— BEGIN RECORDS SUPPLIED —

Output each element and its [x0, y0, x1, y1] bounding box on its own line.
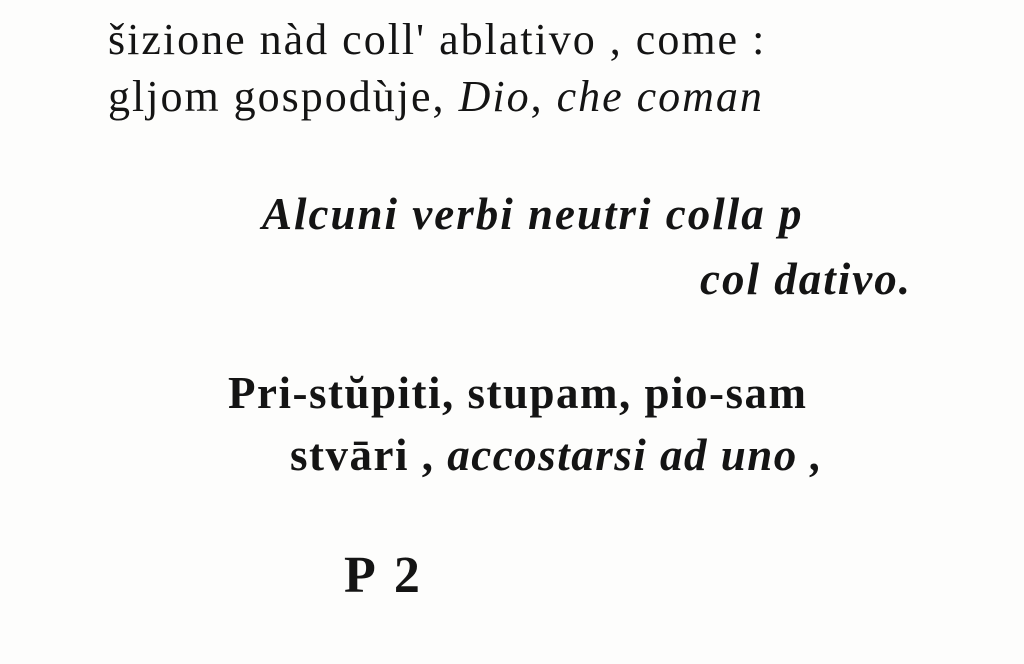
section-heading-line-1: Alcuni verbi neutri colla p — [262, 189, 804, 239]
text-dio-italic: Dio — [458, 72, 531, 121]
text-gljom-gospoduje: gljom gospodùje, — [108, 72, 459, 121]
printer-signature-mark: P 2 — [344, 547, 424, 604]
text-line-stvari — [290, 430, 824, 480]
text-accostarsi-italic: accostarsi ad uno , — [447, 430, 824, 480]
text-line-pri-stupiti: Pri-stŭpiti, stupam, pio-sam — [228, 368, 808, 418]
section-heading-line-2: col dativo. — [700, 254, 912, 304]
text-che-coman-italic: che coman — [556, 72, 764, 121]
text-line-sizione: šizione nàd coll' ablativo , come : — [108, 15, 767, 64]
text-comma: , — [530, 72, 557, 121]
text-stvari: stvāri , — [290, 430, 448, 480]
text-line-gljom — [108, 72, 764, 121]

— END RECORDS SUPPLIED —

__WHAT YOU WILL DO__.
Rewrite the lines of the records above as a numbered list, leaving out blank lines and the pictures.

__WORKED SOLUTION__.
1. Output each element and its [x0, y0, x1, y1] bounding box on its own line.
2. section-heading-line-1: Alcuni verbi neutri colla p — [262, 189, 804, 239]
3. text-dio-italic: Dio — [458, 72, 531, 121]
4. text-gljom-gospoduje: gljom gospodùje, — [108, 72, 459, 121]
5. printer-signature-mark: P 2 — [344, 547, 424, 604]
6. text-line-stvari — [290, 430, 824, 480]
7. text-accostarsi-italic: accostarsi ad uno , — [447, 430, 824, 480]
8. text-line-pri-stupiti: Pri-stŭpiti, stupam, pio-sam — [228, 368, 808, 418]
9. section-heading-line-2: col dativo. — [700, 254, 912, 304]
10. text-che-coman-italic: che coman — [556, 72, 764, 121]
11. text-line-sizione: šizione nàd coll' ablativo , come : — [108, 15, 767, 64]
12. text-comma: , — [530, 72, 557, 121]
13. text-stvari: stvāri , — [290, 430, 448, 480]
14. text-line-gljom — [108, 72, 764, 121]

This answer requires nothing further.